Which lines hold the word "regions"? Show each of them.

*Dataset records*.
** START **

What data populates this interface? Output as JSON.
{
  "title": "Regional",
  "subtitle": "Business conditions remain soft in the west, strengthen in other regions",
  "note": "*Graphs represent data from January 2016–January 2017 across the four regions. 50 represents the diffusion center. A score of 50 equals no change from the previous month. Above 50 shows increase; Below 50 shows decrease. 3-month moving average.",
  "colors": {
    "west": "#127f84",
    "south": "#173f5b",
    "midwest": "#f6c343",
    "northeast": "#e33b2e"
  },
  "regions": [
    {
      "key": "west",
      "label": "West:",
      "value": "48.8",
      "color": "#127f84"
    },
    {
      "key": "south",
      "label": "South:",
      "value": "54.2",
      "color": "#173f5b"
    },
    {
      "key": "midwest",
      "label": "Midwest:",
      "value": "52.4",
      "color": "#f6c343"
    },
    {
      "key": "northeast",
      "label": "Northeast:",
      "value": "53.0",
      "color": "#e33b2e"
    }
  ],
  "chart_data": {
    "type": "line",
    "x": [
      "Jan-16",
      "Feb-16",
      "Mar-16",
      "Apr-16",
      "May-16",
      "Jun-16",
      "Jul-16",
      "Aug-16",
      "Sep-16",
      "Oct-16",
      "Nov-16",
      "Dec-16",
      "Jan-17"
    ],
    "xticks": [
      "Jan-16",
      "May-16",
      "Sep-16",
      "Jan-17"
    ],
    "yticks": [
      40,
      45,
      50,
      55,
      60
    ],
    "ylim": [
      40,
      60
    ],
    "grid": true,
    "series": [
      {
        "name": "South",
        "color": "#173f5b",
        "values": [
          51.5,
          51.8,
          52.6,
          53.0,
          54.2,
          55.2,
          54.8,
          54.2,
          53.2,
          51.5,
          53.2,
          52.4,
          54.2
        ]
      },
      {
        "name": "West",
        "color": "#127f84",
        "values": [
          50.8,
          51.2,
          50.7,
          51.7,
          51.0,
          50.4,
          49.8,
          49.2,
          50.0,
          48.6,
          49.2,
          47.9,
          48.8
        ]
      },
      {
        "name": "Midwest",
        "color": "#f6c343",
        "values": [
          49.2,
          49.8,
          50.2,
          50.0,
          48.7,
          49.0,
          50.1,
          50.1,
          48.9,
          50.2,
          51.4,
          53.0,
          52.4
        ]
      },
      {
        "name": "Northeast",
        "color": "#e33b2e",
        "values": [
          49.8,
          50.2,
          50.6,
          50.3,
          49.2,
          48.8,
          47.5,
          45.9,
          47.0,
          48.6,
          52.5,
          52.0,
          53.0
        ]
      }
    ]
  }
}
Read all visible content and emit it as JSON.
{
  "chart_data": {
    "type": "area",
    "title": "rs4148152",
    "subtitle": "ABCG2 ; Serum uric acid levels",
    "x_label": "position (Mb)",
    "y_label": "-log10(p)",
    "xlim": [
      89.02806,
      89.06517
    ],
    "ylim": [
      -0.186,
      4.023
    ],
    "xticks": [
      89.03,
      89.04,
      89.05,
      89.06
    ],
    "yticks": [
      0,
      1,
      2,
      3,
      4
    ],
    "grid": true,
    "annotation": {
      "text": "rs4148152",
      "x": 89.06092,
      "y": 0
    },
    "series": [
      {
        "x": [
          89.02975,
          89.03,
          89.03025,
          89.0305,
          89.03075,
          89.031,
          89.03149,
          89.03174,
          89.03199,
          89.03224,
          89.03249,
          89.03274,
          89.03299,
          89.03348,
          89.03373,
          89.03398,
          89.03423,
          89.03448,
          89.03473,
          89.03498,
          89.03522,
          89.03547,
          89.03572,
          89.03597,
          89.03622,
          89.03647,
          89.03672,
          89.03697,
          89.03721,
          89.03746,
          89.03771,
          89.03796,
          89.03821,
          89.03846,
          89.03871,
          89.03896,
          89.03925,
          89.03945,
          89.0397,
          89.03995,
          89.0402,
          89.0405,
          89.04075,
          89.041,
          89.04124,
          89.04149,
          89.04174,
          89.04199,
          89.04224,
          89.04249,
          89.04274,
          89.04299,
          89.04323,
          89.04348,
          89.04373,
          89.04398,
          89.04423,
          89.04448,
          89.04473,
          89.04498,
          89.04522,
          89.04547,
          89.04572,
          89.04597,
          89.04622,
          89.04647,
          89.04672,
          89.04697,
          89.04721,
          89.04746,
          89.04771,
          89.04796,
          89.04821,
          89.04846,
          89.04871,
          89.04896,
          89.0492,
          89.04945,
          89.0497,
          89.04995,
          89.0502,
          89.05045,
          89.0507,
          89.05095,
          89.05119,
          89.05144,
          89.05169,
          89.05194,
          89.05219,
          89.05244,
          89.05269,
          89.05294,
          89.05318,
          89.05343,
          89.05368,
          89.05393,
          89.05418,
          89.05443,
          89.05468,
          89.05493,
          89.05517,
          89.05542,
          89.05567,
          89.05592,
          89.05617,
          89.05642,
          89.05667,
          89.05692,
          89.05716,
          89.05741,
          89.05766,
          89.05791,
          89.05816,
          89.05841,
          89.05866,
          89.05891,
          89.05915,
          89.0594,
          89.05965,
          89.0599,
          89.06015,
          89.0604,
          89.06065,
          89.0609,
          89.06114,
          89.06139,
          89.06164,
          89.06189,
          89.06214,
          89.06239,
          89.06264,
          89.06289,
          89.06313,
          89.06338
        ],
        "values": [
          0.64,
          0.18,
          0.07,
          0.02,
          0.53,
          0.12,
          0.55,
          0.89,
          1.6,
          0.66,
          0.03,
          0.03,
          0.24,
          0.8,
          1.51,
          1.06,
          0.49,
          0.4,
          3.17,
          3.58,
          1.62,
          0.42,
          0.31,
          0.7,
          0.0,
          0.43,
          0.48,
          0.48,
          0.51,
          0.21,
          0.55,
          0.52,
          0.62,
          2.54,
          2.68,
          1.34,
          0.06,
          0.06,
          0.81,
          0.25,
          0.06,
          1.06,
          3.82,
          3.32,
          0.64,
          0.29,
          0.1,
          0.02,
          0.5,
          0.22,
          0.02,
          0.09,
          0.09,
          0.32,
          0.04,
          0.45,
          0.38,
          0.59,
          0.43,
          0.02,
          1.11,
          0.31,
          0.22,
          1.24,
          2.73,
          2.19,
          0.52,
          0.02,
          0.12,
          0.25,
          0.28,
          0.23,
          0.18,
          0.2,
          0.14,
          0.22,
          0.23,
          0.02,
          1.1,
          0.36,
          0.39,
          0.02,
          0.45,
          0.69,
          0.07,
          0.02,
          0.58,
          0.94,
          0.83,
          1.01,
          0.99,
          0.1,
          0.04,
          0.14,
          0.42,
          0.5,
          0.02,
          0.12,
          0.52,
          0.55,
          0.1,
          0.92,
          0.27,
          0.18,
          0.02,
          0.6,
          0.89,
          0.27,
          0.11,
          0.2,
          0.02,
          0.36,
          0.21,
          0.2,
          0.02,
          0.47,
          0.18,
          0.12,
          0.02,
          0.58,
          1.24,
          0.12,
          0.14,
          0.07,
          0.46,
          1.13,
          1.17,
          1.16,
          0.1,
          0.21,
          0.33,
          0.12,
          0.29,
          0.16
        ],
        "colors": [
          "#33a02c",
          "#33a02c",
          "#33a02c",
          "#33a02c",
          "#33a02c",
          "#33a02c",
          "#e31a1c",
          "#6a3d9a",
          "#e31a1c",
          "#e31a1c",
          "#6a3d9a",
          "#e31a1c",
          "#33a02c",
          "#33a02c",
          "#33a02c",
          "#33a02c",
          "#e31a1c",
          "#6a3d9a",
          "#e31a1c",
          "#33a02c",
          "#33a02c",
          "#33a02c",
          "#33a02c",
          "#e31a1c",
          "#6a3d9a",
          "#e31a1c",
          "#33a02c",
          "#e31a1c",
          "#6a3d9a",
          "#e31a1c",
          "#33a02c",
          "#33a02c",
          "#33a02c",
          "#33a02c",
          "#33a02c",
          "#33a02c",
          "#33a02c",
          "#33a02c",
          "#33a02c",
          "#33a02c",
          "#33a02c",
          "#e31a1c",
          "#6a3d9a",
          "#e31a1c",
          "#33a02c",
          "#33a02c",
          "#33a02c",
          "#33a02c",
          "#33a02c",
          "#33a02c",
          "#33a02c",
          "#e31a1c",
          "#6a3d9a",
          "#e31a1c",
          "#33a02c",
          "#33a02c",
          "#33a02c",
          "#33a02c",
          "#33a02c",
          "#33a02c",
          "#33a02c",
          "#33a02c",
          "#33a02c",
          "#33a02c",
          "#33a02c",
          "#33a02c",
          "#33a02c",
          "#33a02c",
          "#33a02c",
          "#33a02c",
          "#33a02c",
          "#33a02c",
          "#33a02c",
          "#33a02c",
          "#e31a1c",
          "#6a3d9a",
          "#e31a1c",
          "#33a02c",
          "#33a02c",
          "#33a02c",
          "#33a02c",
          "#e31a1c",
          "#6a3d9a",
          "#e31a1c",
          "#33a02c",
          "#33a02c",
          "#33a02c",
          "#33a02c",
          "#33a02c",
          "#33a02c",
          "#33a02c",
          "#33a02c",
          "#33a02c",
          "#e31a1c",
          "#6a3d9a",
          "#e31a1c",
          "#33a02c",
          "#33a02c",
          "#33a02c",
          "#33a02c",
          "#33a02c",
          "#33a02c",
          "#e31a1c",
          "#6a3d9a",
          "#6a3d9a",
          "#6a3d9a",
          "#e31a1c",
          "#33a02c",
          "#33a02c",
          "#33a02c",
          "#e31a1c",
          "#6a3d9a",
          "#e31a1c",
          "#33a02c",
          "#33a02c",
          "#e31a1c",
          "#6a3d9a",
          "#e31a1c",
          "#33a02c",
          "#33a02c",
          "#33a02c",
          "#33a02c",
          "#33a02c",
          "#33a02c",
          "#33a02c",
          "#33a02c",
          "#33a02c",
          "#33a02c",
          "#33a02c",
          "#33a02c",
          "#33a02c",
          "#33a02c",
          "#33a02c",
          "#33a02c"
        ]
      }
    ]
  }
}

** END **

*Task answer*.
  "subtitle": "Business conditions remain soft in the west, strengthen in other regions",
  "note": "*Graphs represent data from January 2016–January 2017 across the four regions. 50 represents the diffusion center. A score of 50 equals no change from the previous month. Above 50 shows increase; Below 50 shows decrease. 3-month moving average.",
  "regions": [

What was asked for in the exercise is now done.